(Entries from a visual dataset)
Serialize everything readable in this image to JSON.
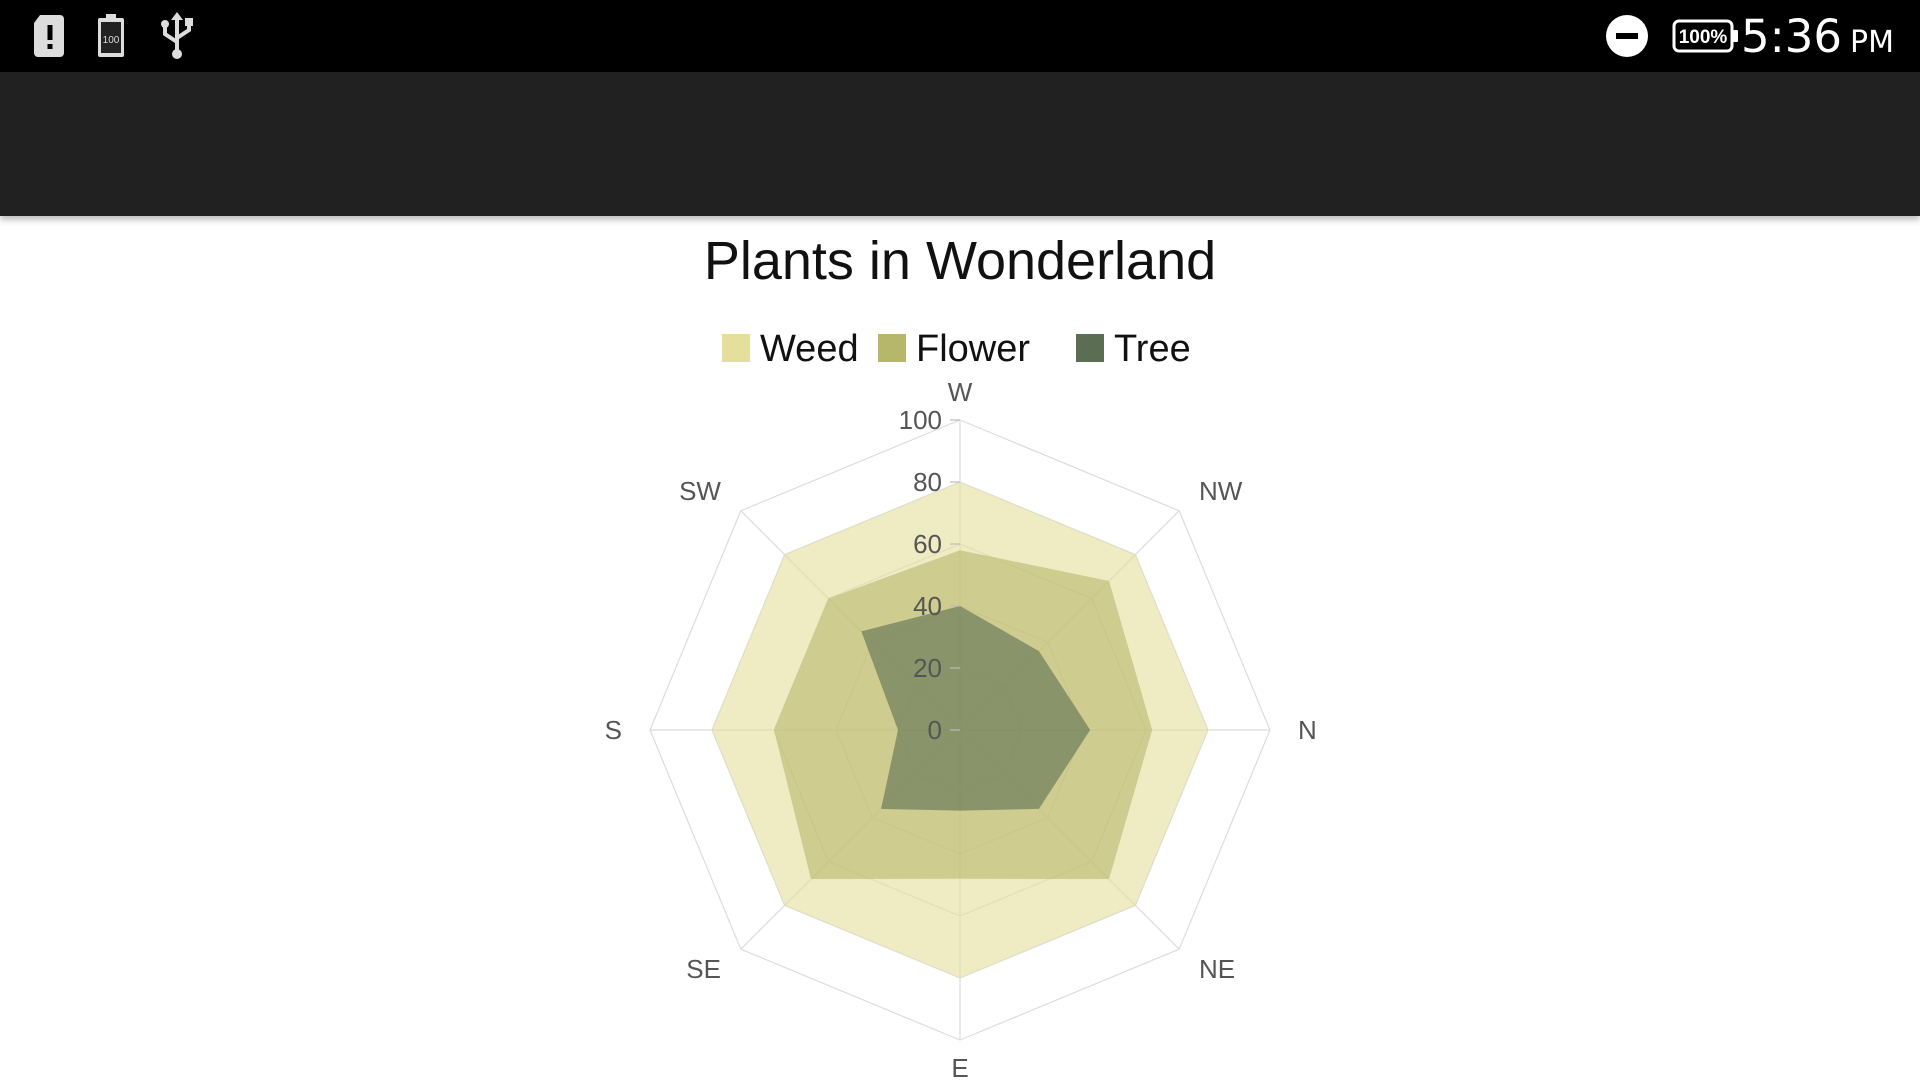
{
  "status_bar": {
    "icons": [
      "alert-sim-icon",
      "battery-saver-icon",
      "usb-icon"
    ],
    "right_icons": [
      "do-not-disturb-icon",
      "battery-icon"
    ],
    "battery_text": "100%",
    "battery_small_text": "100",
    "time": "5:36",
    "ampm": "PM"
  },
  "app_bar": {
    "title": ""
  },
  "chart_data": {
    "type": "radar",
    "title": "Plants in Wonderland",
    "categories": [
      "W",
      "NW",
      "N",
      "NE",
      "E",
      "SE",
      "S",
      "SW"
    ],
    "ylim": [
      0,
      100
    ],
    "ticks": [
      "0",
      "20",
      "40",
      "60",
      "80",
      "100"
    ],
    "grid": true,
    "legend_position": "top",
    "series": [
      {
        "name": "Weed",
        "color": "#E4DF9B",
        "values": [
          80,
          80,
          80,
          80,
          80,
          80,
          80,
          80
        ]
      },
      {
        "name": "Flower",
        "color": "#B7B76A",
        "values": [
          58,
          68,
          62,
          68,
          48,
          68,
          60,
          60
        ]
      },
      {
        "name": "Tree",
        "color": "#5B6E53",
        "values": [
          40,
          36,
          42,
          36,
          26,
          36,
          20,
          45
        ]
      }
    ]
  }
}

WORK INSTRUCTIONS: Pictures are not part of the copy; output everything else in the records exactly.

THE RESULT:
Serialize everything readable in this image to JSON.
{
  "status_bar": {
    "icons": [
      "alert-sim-icon",
      "battery-saver-icon",
      "usb-icon"
    ],
    "right_icons": [
      "do-not-disturb-icon",
      "battery-icon"
    ],
    "battery_text": "100%",
    "battery_small_text": "100",
    "time": "5:36",
    "ampm": "PM"
  },
  "app_bar": {
    "title": ""
  },
  "chart_data": {
    "type": "radar",
    "title": "Plants in Wonderland",
    "categories": [
      "W",
      "NW",
      "N",
      "NE",
      "E",
      "SE",
      "S",
      "SW"
    ],
    "ylim": [
      0,
      100
    ],
    "ticks": [
      "0",
      "20",
      "40",
      "60",
      "80",
      "100"
    ],
    "grid": true,
    "legend_position": "top",
    "series": [
      {
        "name": "Weed",
        "color": "#E4DF9B",
        "values": [
          80,
          80,
          80,
          80,
          80,
          80,
          80,
          80
        ]
      },
      {
        "name": "Flower",
        "color": "#B7B76A",
        "values": [
          58,
          68,
          62,
          68,
          48,
          68,
          60,
          60
        ]
      },
      {
        "name": "Tree",
        "color": "#5B6E53",
        "values": [
          40,
          36,
          42,
          36,
          26,
          36,
          20,
          45
        ]
      }
    ]
  }
}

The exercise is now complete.